Exercise aim
Your answer should be a single number: the count of lines that hold the word "title".

Information given
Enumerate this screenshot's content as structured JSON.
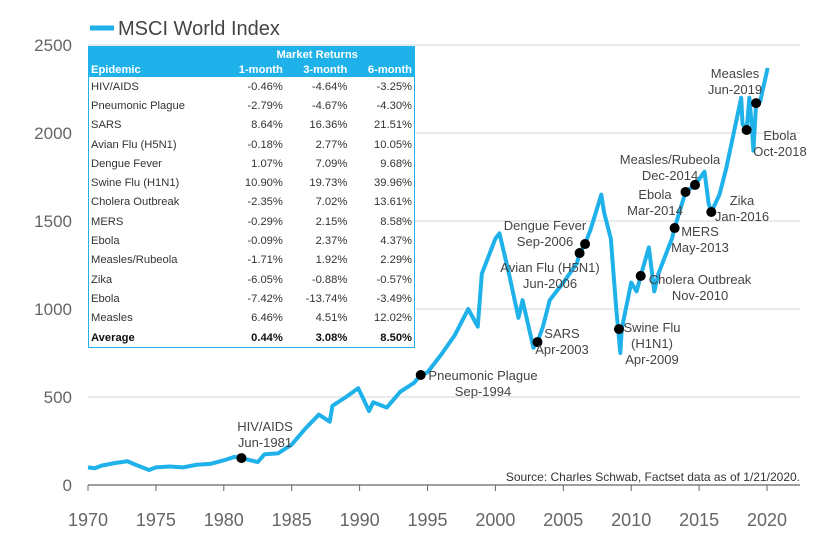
{
  "chart_data": {
    "type": "line",
    "title": "",
    "xlabel": "",
    "ylabel": "",
    "xlim": [
      1970,
      2022
    ],
    "ylim": [
      0,
      2500
    ],
    "xticks": [
      1970,
      1975,
      1980,
      1985,
      1990,
      1995,
      2000,
      2005,
      2010,
      2015,
      2020
    ],
    "yticks": [
      0,
      500,
      1000,
      1500,
      2000,
      2500
    ],
    "grid": "horizontal",
    "legend": "top-left",
    "colors": {
      "line": "#1fb1ea",
      "marker": "#000000",
      "grid": "#d0d4d8",
      "table_header": "#1fb1ea"
    },
    "series": [
      {
        "name": "MSCI World Index",
        "x": [
          1970,
          1970.5,
          1971,
          1972,
          1972.9,
          1973.5,
          1974.5,
          1975,
          1976,
          1977,
          1978,
          1979,
          1980,
          1980.8,
          1981.3,
          1982.5,
          1983,
          1984,
          1985,
          1986,
          1987,
          1987.8,
          1988,
          1989,
          1989.9,
          1990.7,
          1991,
          1992,
          1993,
          1994,
          1994.5,
          1995,
          1996,
          1997,
          1998,
          1998.7,
          1999,
          2000,
          2000.3,
          2001,
          2001.7,
          2002,
          2002.8,
          2003.1,
          2003.5,
          2004,
          2005,
          2006,
          2006.2,
          2006.6,
          2007,
          2007.8,
          2008,
          2008.5,
          2008.9,
          2009.2,
          2009.3,
          2010,
          2010.4,
          2010.7,
          2011.3,
          2011.7,
          2012,
          2013,
          2013.2,
          2014,
          2014.7,
          2015.4,
          2015.7,
          2015.9,
          2016.5,
          2017,
          2018.1,
          2018.2,
          2018.5,
          2018.7,
          2018.9,
          2019,
          2019.2,
          2019.5,
          2020.05
        ],
        "y": [
          100,
          95,
          110,
          125,
          135,
          115,
          85,
          100,
          105,
          100,
          115,
          120,
          140,
          160,
          153,
          130,
          175,
          180,
          230,
          320,
          400,
          360,
          450,
          500,
          550,
          420,
          470,
          440,
          530,
          580,
          625,
          640,
          740,
          850,
          1000,
          900,
          1200,
          1400,
          1430,
          1200,
          950,
          1050,
          780,
          812,
          900,
          1050,
          1150,
          1260,
          1318,
          1369,
          1450,
          1650,
          1550,
          1400,
          1000,
          750,
          886,
          1150,
          1100,
          1188,
          1350,
          1100,
          1200,
          1400,
          1460,
          1665,
          1705,
          1780,
          1600,
          1551,
          1650,
          1800,
          2200,
          2050,
          2017,
          2200,
          2020,
          1900,
          2170,
          2180,
          2370
        ]
      }
    ],
    "annotations": [
      {
        "lines": [
          "HIV/AIDS",
          "Jun-1981"
        ],
        "x": 1981.3,
        "y": 153
      },
      {
        "lines": [
          "Pneumonic Plague",
          "Sep-1994"
        ],
        "x": 1994.5,
        "y": 625
      },
      {
        "lines": [
          "SARS",
          "Apr-2003"
        ],
        "x": 2003.1,
        "y": 812
      },
      {
        "lines": [
          "Avian Flu (H5N1)",
          "Jun-2006"
        ],
        "x": 2006.2,
        "y": 1318
      },
      {
        "lines": [
          "Dengue Fever",
          "Sep-2006"
        ],
        "x": 2006.6,
        "y": 1369
      },
      {
        "lines": [
          "Swine Flu",
          "(H1N1)",
          "Apr-2009"
        ],
        "x": 2009.1,
        "y": 886
      },
      {
        "lines": [
          "Cholera Outbreak",
          "Nov-2010"
        ],
        "x": 2010.7,
        "y": 1188
      },
      {
        "lines": [
          "MERS",
          "May-2013"
        ],
        "x": 2013.2,
        "y": 1460
      },
      {
        "lines": [
          "Ebola",
          "Mar-2014"
        ],
        "x": 2014.0,
        "y": 1665
      },
      {
        "lines": [
          "Measles/Rubeola",
          "Dec-2014"
        ],
        "x": 2014.7,
        "y": 1705
      },
      {
        "lines": [
          "Zika",
          "Jan-2016"
        ],
        "x": 2015.9,
        "y": 1551
      },
      {
        "lines": [
          "Ebola",
          "Oct-2018"
        ],
        "x": 2018.5,
        "y": 2017
      },
      {
        "lines": [
          "Measles",
          "Jun-2019"
        ],
        "x": 2019.2,
        "y": 2170
      }
    ],
    "source": "Source: Charles Schwab, Factset data as of 1/21/2020.",
    "table": {
      "group_header": "Market Returns",
      "headers": [
        "Epidemic",
        "1-month",
        "3-month",
        "6-month"
      ],
      "rows": [
        [
          "HIV/AIDS",
          "-0.46%",
          "-4.64%",
          "-3.25%"
        ],
        [
          "Pneumonic Plague",
          "-2.79%",
          "-4.67%",
          "-4.30%"
        ],
        [
          "SARS",
          "8.64%",
          "16.36%",
          "21.51%"
        ],
        [
          "Avian Flu (H5N1)",
          "-0.18%",
          "2.77%",
          "10.05%"
        ],
        [
          "Dengue Fever",
          "1.07%",
          "7.09%",
          "9.68%"
        ],
        [
          "Swine Flu (H1N1)",
          "10.90%",
          "19.73%",
          "39.96%"
        ],
        [
          "Cholera Outbreak",
          "-2.35%",
          "7.02%",
          "13.61%"
        ],
        [
          "MERS",
          "-0.29%",
          "2.15%",
          "8.58%"
        ],
        [
          "Ebola",
          "-0.09%",
          "2.37%",
          "4.37%"
        ],
        [
          "Measles/Rubeola",
          "-1.71%",
          "1.92%",
          "2.29%"
        ],
        [
          "Zika",
          "-6.05%",
          "-0.88%",
          "-0.57%"
        ],
        [
          "Ebola",
          "-7.42%",
          "-13.74%",
          "-3.49%"
        ],
        [
          "Measles",
          "6.46%",
          "4.51%",
          "12.02%"
        ]
      ],
      "average": [
        "Average",
        "0.44%",
        "3.08%",
        "8.50%"
      ]
    }
  }
}
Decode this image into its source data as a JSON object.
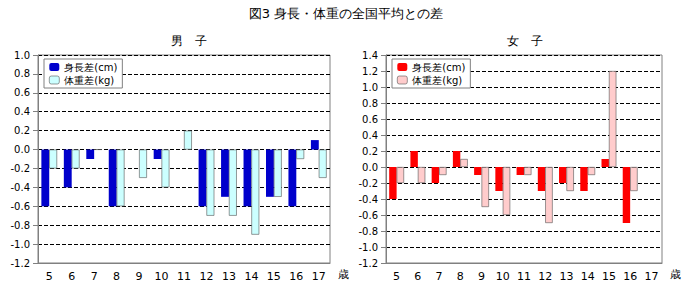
{
  "title": "図3 身長・体重の全国平均との差",
  "chart_data": [
    {
      "type": "bar",
      "title": "男　子",
      "x_label": "歳",
      "categories": [
        "5",
        "6",
        "7",
        "8",
        "9",
        "10",
        "11",
        "12",
        "13",
        "14",
        "15",
        "16",
        "17"
      ],
      "series": [
        {
          "name": "身長差(cm)",
          "color": "#0000cc",
          "values": [
            -0.6,
            -0.4,
            -0.1,
            -0.6,
            0,
            -0.1,
            0,
            -0.6,
            -0.5,
            -0.6,
            -0.5,
            -0.6,
            0.1
          ]
        },
        {
          "name": "体重差(kg)",
          "color": "#ccffff",
          "values": [
            -0.2,
            -0.2,
            0,
            -0.6,
            -0.3,
            -0.4,
            0.2,
            -0.7,
            -0.7,
            -0.9,
            -0.5,
            -0.1,
            -0.3
          ]
        }
      ],
      "ylim": [
        -1.2,
        1.0
      ],
      "yticks": [
        -1.2,
        {
          "value": -1.0,
          "label": "-1.0"
        },
        -0.8,
        -0.6,
        -0.4,
        -0.2,
        {
          "value": 0,
          "label": "0.0"
        },
        0.2,
        0.4,
        0.6,
        0.8,
        {
          "value": 1.0,
          "label": "1.0"
        }
      ],
      "grid": true,
      "legend": "upper left"
    },
    {
      "type": "bar",
      "title": "女　子",
      "x_label": "歳",
      "categories": [
        "5",
        "6",
        "7",
        "8",
        "9",
        "10",
        "11",
        "12",
        "13",
        "14",
        "15",
        "16",
        "17"
      ],
      "series": [
        {
          "name": "身長差(cm)",
          "color": "#ff0000",
          "values": [
            -0.4,
            0.2,
            -0.2,
            0.2,
            -0.1,
            -0.3,
            -0.1,
            -0.3,
            -0.2,
            -0.3,
            0.1,
            -0.7,
            null
          ]
        },
        {
          "name": "体重差(kg)",
          "color": "#ffcccc",
          "values": [
            -0.2,
            -0.2,
            -0.1,
            0.1,
            -0.5,
            -0.6,
            -0.1,
            -0.7,
            -0.3,
            -0.1,
            1.2,
            -0.3,
            null
          ]
        }
      ],
      "ylim": [
        -1.2,
        1.4
      ],
      "yticks": [
        -1.2,
        {
          "value": -1.0,
          "label": "-1.0"
        },
        -0.8,
        -0.6,
        -0.4,
        -0.2,
        {
          "value": 0,
          "label": "0.0"
        },
        0.2,
        0.4,
        0.6,
        0.8,
        {
          "value": 1.0,
          "label": "1.0"
        },
        1.2,
        1.4
      ],
      "grid": true,
      "legend": "upper left"
    }
  ]
}
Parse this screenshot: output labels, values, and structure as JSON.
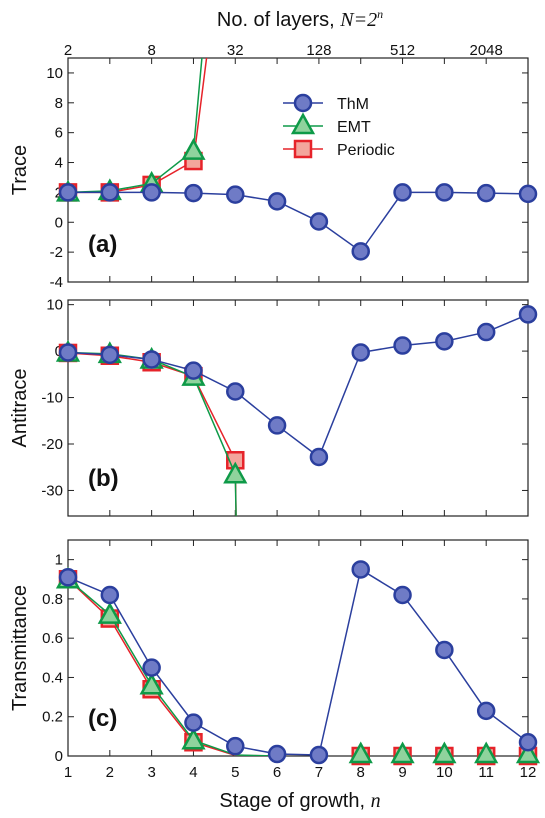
{
  "colors": {
    "thm": "#2b3f9e",
    "thm_fill": "#6f7bc6",
    "emt": "#0e9a48",
    "emt_fill": "#8fd39d",
    "periodic": "#e6232a",
    "periodic_fill": "#f3a59c"
  },
  "top_axis": {
    "label_prefix": "No. of layers, ",
    "label_math": "N=2",
    "label_sup": "n",
    "ticks": [
      {
        "stage": 1,
        "label": "2"
      },
      {
        "stage": 3,
        "label": "8"
      },
      {
        "stage": 5,
        "label": "32"
      },
      {
        "stage": 7,
        "label": "128"
      },
      {
        "stage": 9,
        "label": "512"
      },
      {
        "stage": 11,
        "label": "2048"
      }
    ]
  },
  "x_axis": {
    "label_prefix": "Stage of growth, ",
    "label_var": "n",
    "ticks": [
      "1",
      "2",
      "3",
      "4",
      "5",
      "6",
      "7",
      "8",
      "9",
      "10",
      "11",
      "12"
    ],
    "range": [
      1,
      12
    ]
  },
  "legend": {
    "thm": "ThM",
    "emt": "EMT",
    "periodic": "Periodic"
  },
  "chart_data": [
    {
      "type": "line",
      "panel_label": "(a)",
      "ylabel": "Trace",
      "xlim": [
        1,
        12
      ],
      "ylim": [
        -4,
        11
      ],
      "yticks": [
        "-4",
        "-2",
        "0",
        "2",
        "4",
        "6",
        "8",
        "10"
      ],
      "ytick_values": [
        -4,
        -2,
        0,
        2,
        4,
        6,
        8,
        10
      ],
      "series": [
        {
          "name": "ThM",
          "x": [
            1,
            2,
            3,
            4,
            5,
            6,
            7,
            8,
            9,
            10,
            11,
            12
          ],
          "y": [
            2,
            2,
            2,
            1.95,
            1.85,
            1.4,
            0.05,
            -1.95,
            2,
            2,
            1.95,
            1.9
          ],
          "marker": "circle"
        },
        {
          "name": "EMT",
          "x": [
            1,
            2,
            3,
            4
          ],
          "y": [
            2,
            2.1,
            2.6,
            4.8
          ],
          "marker": "triangle",
          "tail": [
            4.3,
            14
          ]
        },
        {
          "name": "Periodic",
          "x": [
            1,
            2,
            3,
            4
          ],
          "y": [
            2,
            2,
            2.5,
            4.1
          ],
          "marker": "square",
          "tail": [
            4.45,
            14
          ]
        }
      ]
    },
    {
      "type": "line",
      "panel_label": "(b)",
      "ylabel": "Antitrace",
      "xlim": [
        1,
        12
      ],
      "ylim": [
        -35.5,
        11
      ],
      "yticks": [
        "-30",
        "-20",
        "-10",
        "0",
        "10"
      ],
      "ytick_values": [
        -30,
        -20,
        -10,
        0,
        10
      ],
      "series": [
        {
          "name": "ThM",
          "x": [
            1,
            2,
            3,
            4,
            5,
            6,
            7,
            8,
            9,
            10,
            11,
            12
          ],
          "y": [
            -0.3,
            -0.8,
            -1.8,
            -4.2,
            -8.7,
            -16,
            -22.8,
            -0.3,
            1.2,
            2.1,
            4.1,
            7.9
          ],
          "marker": "circle"
        },
        {
          "name": "EMT",
          "x": [
            1,
            2,
            3,
            4,
            5
          ],
          "y": [
            -0.3,
            -0.6,
            -1.8,
            -5.5,
            -26.5
          ],
          "marker": "triangle",
          "tail": [
            5.02,
            -36
          ]
        },
        {
          "name": "Periodic",
          "x": [
            1,
            2,
            3,
            4,
            5
          ],
          "y": [
            -0.4,
            -1,
            -2.4,
            -5.4,
            -23.5
          ],
          "marker": "square",
          "tail": [
            5.02,
            -36
          ]
        }
      ]
    },
    {
      "type": "line",
      "panel_label": "(c)",
      "ylabel": "Transmittance",
      "xlim": [
        1,
        12
      ],
      "ylim": [
        0,
        1.1
      ],
      "yticks": [
        "0",
        "0.2",
        "0.4",
        "0.6",
        "0.8",
        "1"
      ],
      "ytick_values": [
        0,
        0.2,
        0.4,
        0.6,
        0.8,
        1
      ],
      "series": [
        {
          "name": "ThM",
          "x": [
            1,
            2,
            3,
            4,
            5,
            6,
            7,
            8,
            9,
            10,
            11,
            12
          ],
          "y": [
            0.91,
            0.82,
            0.45,
            0.17,
            0.05,
            0.01,
            0.005,
            0.95,
            0.82,
            0.54,
            0.23,
            0.07
          ],
          "marker": "circle"
        },
        {
          "name": "EMT",
          "x": [
            1,
            2,
            3,
            4,
            8,
            9,
            10,
            11,
            12
          ],
          "y": [
            0.9,
            0.72,
            0.36,
            0.08,
            0.01,
            0.01,
            0.01,
            0.01,
            0.01
          ],
          "marker": "triangle",
          "line_x": [
            1,
            2,
            3,
            4,
            5,
            6
          ],
          "line_y": [
            0.9,
            0.72,
            0.36,
            0.08,
            0.005,
            0
          ]
        },
        {
          "name": "Periodic",
          "x": [
            1,
            2,
            3,
            4,
            8,
            9,
            10,
            11,
            12
          ],
          "y": [
            0.9,
            0.7,
            0.34,
            0.07,
            0,
            0,
            0,
            0,
            0
          ],
          "marker": "square",
          "line_x": [
            1,
            2,
            3,
            4,
            5,
            6
          ],
          "line_y": [
            0.9,
            0.7,
            0.34,
            0.07,
            0.003,
            0
          ]
        }
      ]
    }
  ]
}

Final result
4